--- GIVEN TEXT ---
The use of melatonin in hypoxic-ischemic brain damage: an experimental study.

OBJECTIVE

Oxidative stress (OS) plays a key role in perinatal brain damage. The aim of this study is to evaluate the effectiveness of melatonin as a neuroprotective drug by investigating the influence of melatonin on OS and inflammation biomarkers in an animal model of cerebral hypoxia-ischemia.

METHODS

Five minutes after hypoxic-ischemic (HI) injury melatonin was administered to 28 rats (HI-Mel group). At the same time, 28 hypoxic-ischemic rats were vehicle-treated (V-HI group). Five rats were used as sham operated controls (CTL). OS biomarkers: isoprostanes (IsoPs), neuroprostanes (NPs) and neurofurans (NFs), and microglial activation markers (glial fibrillary acidic protein [GFAP] and monoclonal antirat CD68 [ED1]) were measured in the cerebral cortex of the two lobes.
---
__WORK INSTRUCTIONS__
Extend the abstract on melatonin in hypoxic-ischemic brain damage, starting after its last sentence.
--- RECORDS PROVIDED ---
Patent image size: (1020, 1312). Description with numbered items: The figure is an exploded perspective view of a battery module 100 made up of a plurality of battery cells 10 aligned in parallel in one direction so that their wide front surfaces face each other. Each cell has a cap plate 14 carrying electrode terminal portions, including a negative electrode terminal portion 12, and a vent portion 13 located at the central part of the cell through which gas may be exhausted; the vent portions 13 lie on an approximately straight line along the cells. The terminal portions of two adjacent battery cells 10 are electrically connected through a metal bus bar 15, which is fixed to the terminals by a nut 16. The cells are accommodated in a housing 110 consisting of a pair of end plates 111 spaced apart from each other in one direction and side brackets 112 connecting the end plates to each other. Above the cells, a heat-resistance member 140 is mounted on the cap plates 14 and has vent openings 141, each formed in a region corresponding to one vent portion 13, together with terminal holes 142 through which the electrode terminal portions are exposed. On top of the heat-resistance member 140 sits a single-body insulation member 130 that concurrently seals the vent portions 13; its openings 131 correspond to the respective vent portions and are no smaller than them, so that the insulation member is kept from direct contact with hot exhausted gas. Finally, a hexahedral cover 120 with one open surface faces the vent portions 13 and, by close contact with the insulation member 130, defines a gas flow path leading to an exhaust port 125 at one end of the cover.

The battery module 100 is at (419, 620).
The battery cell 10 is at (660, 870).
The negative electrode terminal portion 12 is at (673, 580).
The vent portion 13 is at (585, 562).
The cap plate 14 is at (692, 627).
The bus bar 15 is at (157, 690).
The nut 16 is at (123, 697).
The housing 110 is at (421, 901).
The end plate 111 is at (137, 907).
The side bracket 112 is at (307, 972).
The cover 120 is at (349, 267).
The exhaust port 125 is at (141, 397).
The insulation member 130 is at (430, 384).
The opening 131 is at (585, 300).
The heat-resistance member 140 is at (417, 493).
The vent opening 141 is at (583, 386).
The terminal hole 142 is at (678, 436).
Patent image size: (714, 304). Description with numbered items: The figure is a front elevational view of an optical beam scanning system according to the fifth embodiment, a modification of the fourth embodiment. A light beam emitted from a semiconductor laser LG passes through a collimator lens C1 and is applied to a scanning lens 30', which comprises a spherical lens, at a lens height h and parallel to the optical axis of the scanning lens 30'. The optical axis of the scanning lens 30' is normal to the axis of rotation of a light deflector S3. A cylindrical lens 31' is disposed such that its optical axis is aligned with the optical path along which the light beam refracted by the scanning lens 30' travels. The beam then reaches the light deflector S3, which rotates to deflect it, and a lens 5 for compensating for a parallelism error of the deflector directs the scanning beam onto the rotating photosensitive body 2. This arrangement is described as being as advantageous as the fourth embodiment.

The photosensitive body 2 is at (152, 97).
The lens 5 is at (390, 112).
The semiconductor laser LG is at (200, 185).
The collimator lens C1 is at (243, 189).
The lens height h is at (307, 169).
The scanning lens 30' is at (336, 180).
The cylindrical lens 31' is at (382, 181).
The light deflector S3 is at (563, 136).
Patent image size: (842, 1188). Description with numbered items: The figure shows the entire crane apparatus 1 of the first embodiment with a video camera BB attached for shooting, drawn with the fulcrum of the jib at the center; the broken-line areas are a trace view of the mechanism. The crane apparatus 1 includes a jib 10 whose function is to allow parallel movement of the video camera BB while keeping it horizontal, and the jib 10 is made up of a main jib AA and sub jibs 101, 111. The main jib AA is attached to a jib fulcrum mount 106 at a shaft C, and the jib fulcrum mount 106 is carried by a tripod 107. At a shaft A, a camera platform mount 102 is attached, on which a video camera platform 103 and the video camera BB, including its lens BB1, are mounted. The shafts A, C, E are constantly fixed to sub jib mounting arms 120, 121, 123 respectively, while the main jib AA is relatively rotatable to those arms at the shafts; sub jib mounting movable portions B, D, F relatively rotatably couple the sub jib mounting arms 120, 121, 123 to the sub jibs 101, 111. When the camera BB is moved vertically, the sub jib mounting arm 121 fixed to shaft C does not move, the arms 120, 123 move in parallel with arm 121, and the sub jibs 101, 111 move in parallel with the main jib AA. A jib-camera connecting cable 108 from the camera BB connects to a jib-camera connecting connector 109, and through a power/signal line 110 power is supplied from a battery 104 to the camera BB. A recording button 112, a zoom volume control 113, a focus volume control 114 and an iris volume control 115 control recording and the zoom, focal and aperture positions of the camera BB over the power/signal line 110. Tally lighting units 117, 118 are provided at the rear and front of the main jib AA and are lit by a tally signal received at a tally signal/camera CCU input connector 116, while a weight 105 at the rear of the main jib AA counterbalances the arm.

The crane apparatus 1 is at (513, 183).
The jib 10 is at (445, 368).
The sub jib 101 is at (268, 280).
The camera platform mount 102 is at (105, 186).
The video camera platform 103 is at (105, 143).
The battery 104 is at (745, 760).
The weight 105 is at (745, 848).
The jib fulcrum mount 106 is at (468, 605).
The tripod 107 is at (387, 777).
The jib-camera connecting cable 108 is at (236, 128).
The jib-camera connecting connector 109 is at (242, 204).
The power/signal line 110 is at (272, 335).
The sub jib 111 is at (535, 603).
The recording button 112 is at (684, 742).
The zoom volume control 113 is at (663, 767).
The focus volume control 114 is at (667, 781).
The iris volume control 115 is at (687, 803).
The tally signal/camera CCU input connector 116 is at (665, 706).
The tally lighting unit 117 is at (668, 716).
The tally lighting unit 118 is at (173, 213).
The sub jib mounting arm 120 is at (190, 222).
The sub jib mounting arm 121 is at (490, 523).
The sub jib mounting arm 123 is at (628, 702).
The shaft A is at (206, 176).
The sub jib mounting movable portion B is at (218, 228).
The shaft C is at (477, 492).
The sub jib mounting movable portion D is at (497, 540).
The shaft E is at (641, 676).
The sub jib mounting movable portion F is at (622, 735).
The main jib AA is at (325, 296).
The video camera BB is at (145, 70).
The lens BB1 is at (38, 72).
---
__EXPECTED ANSWER__
RESULTS

A significant increase of IsoPs on the left lobe was observed in V-HI after 1 hour (h) from HI injury (p < 0.001); a significant increase of NPs on both side (p < 0.05) and a significant increase of NFs on the left (p < 0.05) were also observed in V-HI after 24 h. A significant increase of IsoPs on the left (p < 0.05) and of NPs on both lobes (p < 0.05) were observed in HI-Mel after 48 h. The ED1 and GFAP expression was lower in the HI-Mel brain tissue.

CONCLUSIONS

Melatonin reduces OS and inflammatory cells recruitment and glial cells activation in cerebral cortex after neonatal HI damage. These results lay the groundwork for future clinical studies in infants.